• [Dataset excerpts]:

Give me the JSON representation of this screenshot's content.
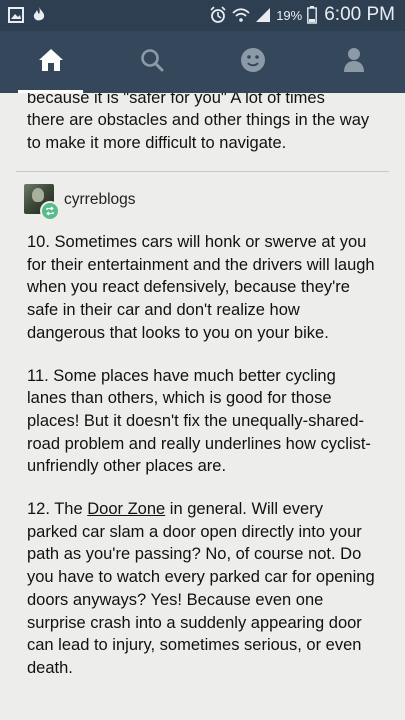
{
  "status_bar": {
    "battery_percent": "19%",
    "time": "6:00 PM",
    "icons": [
      "image-icon",
      "flame-icon",
      "alarm-icon",
      "wifi-icon",
      "signal-icon",
      "battery-icon"
    ]
  },
  "nav": {
    "tabs": [
      {
        "name": "home",
        "icon": "home-icon",
        "active": true
      },
      {
        "name": "search",
        "icon": "search-icon",
        "active": false
      },
      {
        "name": "activity",
        "icon": "smiley-icon",
        "active": false
      },
      {
        "name": "account",
        "icon": "person-icon",
        "active": false
      }
    ]
  },
  "post": {
    "previous_cut_line": "because it is \"safer for you\" A lot of times",
    "previous_tail": "there are obstacles and other things in the way to make it more difficult to navigate.",
    "reblogger": "cyrreblogs",
    "item10": "10. Sometimes cars will honk or swerve at you for their entertainment and the drivers will laugh when you react defensively, because they're safe in their car and don't realize how dangerous that looks to you on your bike.",
    "item11": "11. Some places have much better cycling lanes than others, which is good for those places! But it doesn't fix the unequally-shared-road problem and really underlines how cyclist-unfriendly other places are.",
    "item12": {
      "prefix": "12. The ",
      "link": "Door Zone",
      "rest": " in general. Will every parked car slam a door open directly into your path as you're passing? No, of course not. Do you have to watch every parked car for opening doors anyways? Yes! Because even one surprise crash into a suddenly appearing door can lead to injury, sometimes serious, or even death."
    }
  },
  "colors": {
    "status_bar": "#2e3f52",
    "nav_bar": "#34475b",
    "background": "#ededeb",
    "reblog_green": "#56bc8a"
  }
}
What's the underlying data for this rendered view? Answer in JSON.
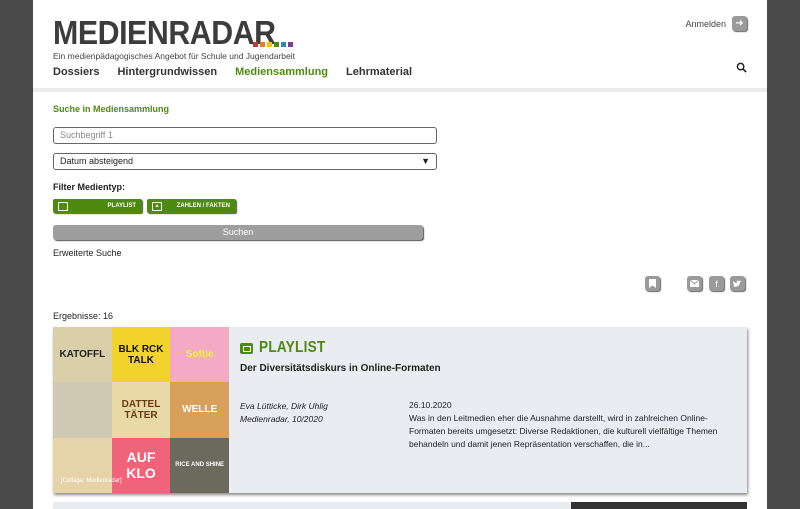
{
  "header": {
    "logo_text": "MEDIENRADAR",
    "logo_colors": [
      "#c0392b",
      "#e67e22",
      "#f1c40f",
      "#4f8a10",
      "#2e86c1",
      "#7d3c98"
    ],
    "tagline": "Ein medienpädagogisches Angebot für Schule und Jugendarbeit",
    "login_label": "Anmelden",
    "login_icon": "sign-in-icon",
    "search_icon": "search-icon"
  },
  "nav": {
    "items": [
      "Dossiers",
      "Hintergrundwissen",
      "Mediensammlung",
      "Lehrmaterial"
    ],
    "active": "Mediensammlung"
  },
  "search": {
    "title": "Suche in Mediensammlung",
    "placeholder": "Suchbegriff 1",
    "sort_value": "Datum absteigend",
    "filter_label": "Filter Medientyp:",
    "filters": [
      "PLAYLIST",
      "ZAHLEN / FAKTEN"
    ],
    "submit_label": "Suchen",
    "advanced_label": "Erweiterte Suche"
  },
  "actions": {
    "bookmark_icon": "bookmark-icon",
    "mail_icon": "mail-icon",
    "facebook_icon": "facebook-icon",
    "twitter_icon": "twitter-icon"
  },
  "results": {
    "count_label": "Ergebnisse: 16",
    "items": [
      {
        "type": "PLAYLIST",
        "title": "Der Diversitätsdiskurs in Online-Formaten",
        "author": "Eva Lütticke, Dirk Uhlig",
        "source": "Medienradar, 10/2020",
        "date": "26.10.2020",
        "teaser": "Was in den Leitmedien eher die Ausnahme darstellt, wird in zahlreichen Online-Formaten bereits umgesetzt: Diverse Redaktionen, die kulturell vielfältige Themen behandeln und damit jenen Repräsentation verschaffen, die in...",
        "credit": "[Collage: Medienradar]",
        "thumb_labels": [
          "KATOFFL",
          "BLK RCK TALK",
          "Softie",
          "",
          "DATTEL TÄTER",
          "WELLE",
          "",
          "AUF KLO",
          "RICE AND SHINE"
        ]
      }
    ]
  }
}
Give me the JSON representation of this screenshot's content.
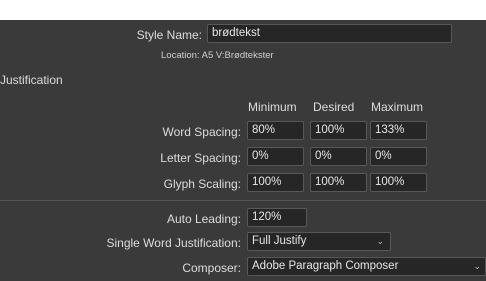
{
  "style_name": {
    "label": "Style Name:",
    "value": "brødtekst"
  },
  "location": {
    "text": "Location:  A5 V:Brødtekster"
  },
  "section": {
    "title": "Justification"
  },
  "columns": {
    "minimum": "Minimum",
    "desired": "Desired",
    "maximum": "Maximum"
  },
  "rows": [
    {
      "label": "Word Spacing:",
      "min": "80%",
      "des": "100%",
      "max": "133%"
    },
    {
      "label": "Letter Spacing:",
      "min": "0%",
      "des": "0%",
      "max": "0%"
    },
    {
      "label": "Glyph Scaling:",
      "min": "100%",
      "des": "100%",
      "max": "100%"
    }
  ],
  "auto_leading": {
    "label": "Auto Leading:",
    "value": "120%"
  },
  "single_word": {
    "label": "Single Word Justification:",
    "value": "Full Justify",
    "icon": "chevron-down-icon"
  },
  "composer": {
    "label": "Composer:",
    "value": "Adobe Paragraph Composer",
    "icon": "chevron-down-icon"
  }
}
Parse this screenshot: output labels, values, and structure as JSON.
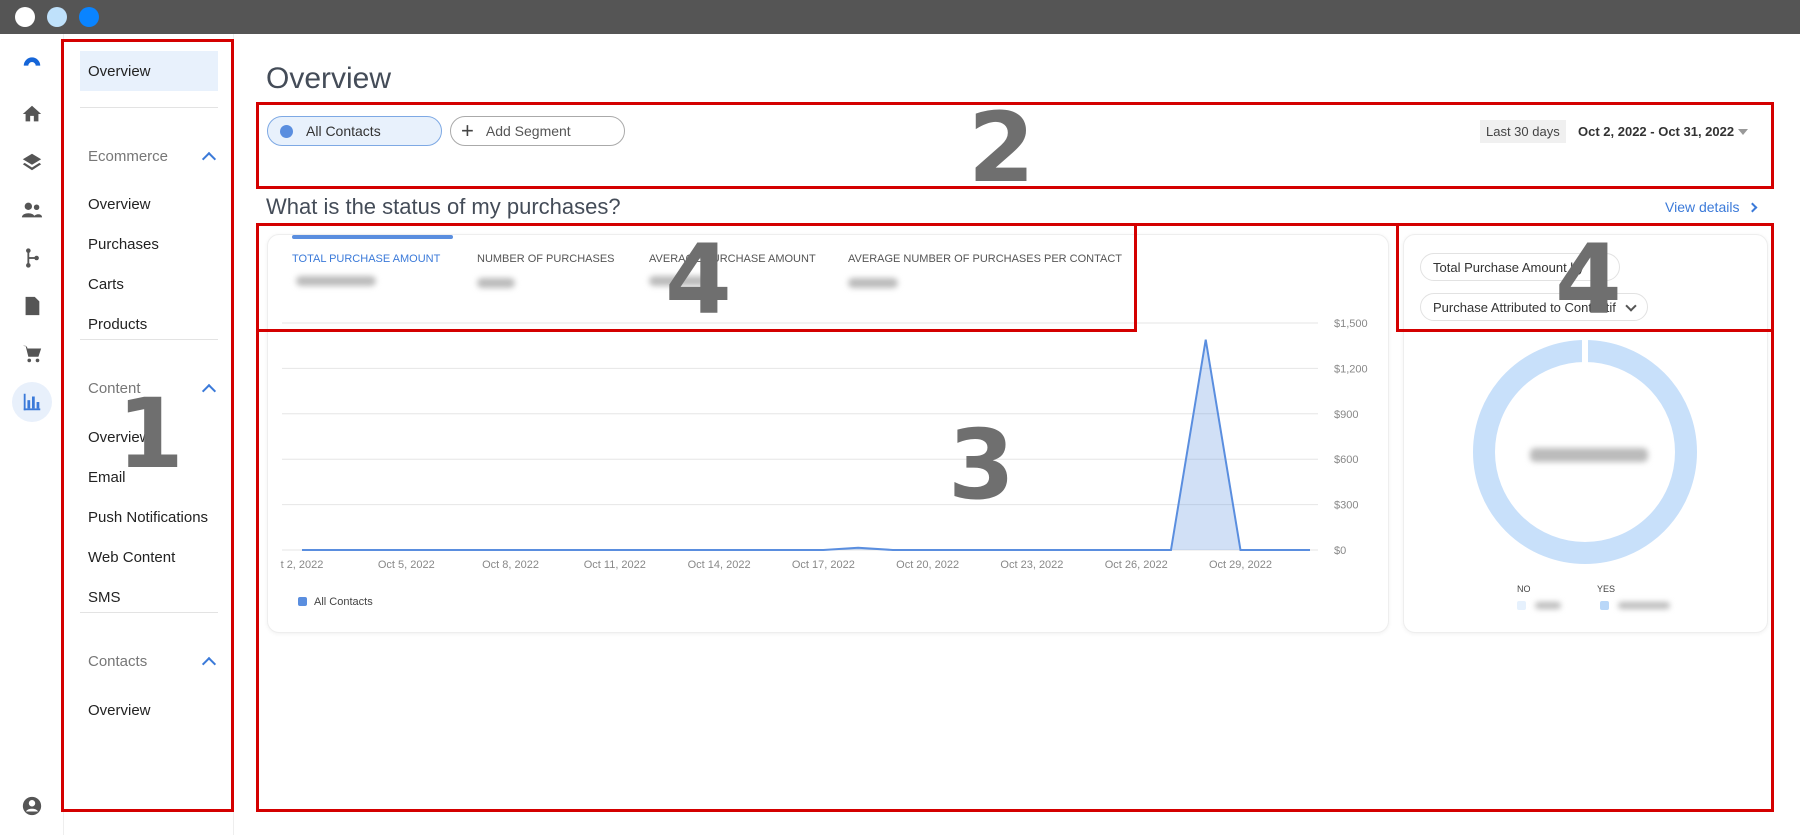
{
  "window": {
    "dots": [
      "#ffffff",
      "#bfe1fb",
      "#0a84ff"
    ]
  },
  "rail": {
    "icons": [
      "logo-icon",
      "home-icon",
      "layers-icon",
      "people-icon",
      "flow-icon",
      "document-icon",
      "cart-icon",
      "chart-icon",
      "account-icon"
    ],
    "active": "chart-icon"
  },
  "subnav": {
    "top_item": "Overview",
    "ecommerce": {
      "label": "Ecommerce",
      "items": [
        "Overview",
        "Purchases",
        "Carts",
        "Products"
      ]
    },
    "content": {
      "label": "Content",
      "items": [
        "Overview",
        "Email",
        "Push Notifications",
        "Web Content",
        "SMS"
      ]
    },
    "contacts": {
      "label": "Contacts",
      "items": [
        "Overview"
      ]
    }
  },
  "page": {
    "title": "Overview"
  },
  "segments": {
    "all": "All Contacts",
    "add": "Add Segment"
  },
  "date": {
    "preset": "Last 30 days",
    "range": "Oct 2, 2022 - Oct 31, 2022"
  },
  "purchases": {
    "question": "What is the status of my purchases?",
    "view_details": "View details",
    "metrics": [
      "TOTAL PURCHASE AMOUNT",
      "NUMBER OF PURCHASES",
      "AVERAGE PURCHASE AMOUNT",
      "AVERAGE NUMBER OF PURCHASES PER CONTACT"
    ]
  },
  "donut_panel": {
    "select1": "Total Purchase Amount by",
    "select2": "Purchase Attributed to Contactif",
    "legend": [
      "NO",
      "YES"
    ]
  },
  "annotations": [
    "1",
    "2",
    "3",
    "4",
    "4"
  ],
  "colors": {
    "accent": "#3b7ad9",
    "series": "#5a8edf",
    "donut": "#c8e0fa",
    "annotation": "#d40000"
  },
  "chart_data": {
    "type": "area",
    "series": [
      {
        "name": "All Contacts",
        "x": [
          "Oct 2, 2022",
          "Oct 3, 2022",
          "Oct 4, 2022",
          "Oct 5, 2022",
          "Oct 6, 2022",
          "Oct 7, 2022",
          "Oct 8, 2022",
          "Oct 9, 2022",
          "Oct 10, 2022",
          "Oct 11, 2022",
          "Oct 12, 2022",
          "Oct 13, 2022",
          "Oct 14, 2022",
          "Oct 15, 2022",
          "Oct 16, 2022",
          "Oct 17, 2022",
          "Oct 18, 2022",
          "Oct 19, 2022",
          "Oct 20, 2022",
          "Oct 21, 2022",
          "Oct 22, 2022",
          "Oct 23, 2022",
          "Oct 24, 2022",
          "Oct 25, 2022",
          "Oct 26, 2022",
          "Oct 27, 2022",
          "Oct 28, 2022",
          "Oct 29, 2022",
          "Oct 30, 2022",
          "Oct 31, 2022"
        ],
        "values": [
          0,
          0,
          0,
          0,
          0,
          0,
          0,
          0,
          0,
          0,
          0,
          0,
          0,
          0,
          0,
          0,
          15,
          0,
          0,
          0,
          0,
          0,
          0,
          0,
          0,
          0,
          1390,
          0,
          0,
          0
        ]
      }
    ],
    "x_tick_labels": [
      "t 2, 2022",
      "Oct 5, 2022",
      "Oct 8, 2022",
      "Oct 11, 2022",
      "Oct 14, 2022",
      "Oct 17, 2022",
      "Oct 20, 2022",
      "Oct 23, 2022",
      "Oct 26, 2022",
      "Oct 29, 2022"
    ],
    "y_tick_labels": [
      "$0",
      "$300",
      "$600",
      "$900",
      "$1,200",
      "$1,500"
    ],
    "ylim": [
      0,
      1500
    ],
    "grid": true,
    "legend": "bottom-left"
  }
}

• [Work instructions]: Copy every line of the records above that contains "AVERAGE".

• [Final answer]:
      "AVERAGE PURCHASE AMOUNT",
      "AVERAGE NUMBER OF PURCHASES PER CONTACT"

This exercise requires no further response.